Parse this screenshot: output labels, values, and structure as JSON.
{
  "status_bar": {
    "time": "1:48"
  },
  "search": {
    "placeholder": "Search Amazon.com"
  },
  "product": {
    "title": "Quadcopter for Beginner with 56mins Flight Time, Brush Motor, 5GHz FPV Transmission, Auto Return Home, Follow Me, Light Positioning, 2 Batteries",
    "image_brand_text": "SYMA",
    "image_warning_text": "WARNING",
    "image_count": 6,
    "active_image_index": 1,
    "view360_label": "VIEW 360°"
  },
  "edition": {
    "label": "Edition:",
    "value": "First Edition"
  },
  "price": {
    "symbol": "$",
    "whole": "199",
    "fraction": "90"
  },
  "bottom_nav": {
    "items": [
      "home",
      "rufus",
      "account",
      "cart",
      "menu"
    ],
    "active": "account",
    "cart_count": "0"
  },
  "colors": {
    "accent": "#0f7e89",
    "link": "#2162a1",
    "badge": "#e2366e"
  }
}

────────────────

WHAT IS EXPECTED: From the records above, extract everything verbatim.

FINAL RESULT:
Parse this screenshot: output labels, values, and structure as JSON.
{
  "status_bar": {
    "time": "1:48"
  },
  "search": {
    "placeholder": "Search Amazon.com"
  },
  "product": {
    "title": "Quadcopter for Beginner with 56mins Flight Time, Brush Motor, 5GHz FPV Transmission, Auto Return Home, Follow Me, Light Positioning, 2 Batteries",
    "image_brand_text": "SYMA",
    "image_warning_text": "WARNING",
    "image_count": 6,
    "active_image_index": 1,
    "view360_label": "VIEW 360°"
  },
  "edition": {
    "label": "Edition:",
    "value": "First Edition"
  },
  "price": {
    "symbol": "$",
    "whole": "199",
    "fraction": "90"
  },
  "bottom_nav": {
    "items": [
      "home",
      "rufus",
      "account",
      "cart",
      "menu"
    ],
    "active": "account",
    "cart_count": "0"
  },
  "colors": {
    "accent": "#0f7e89",
    "link": "#2162a1",
    "badge": "#e2366e"
  }
}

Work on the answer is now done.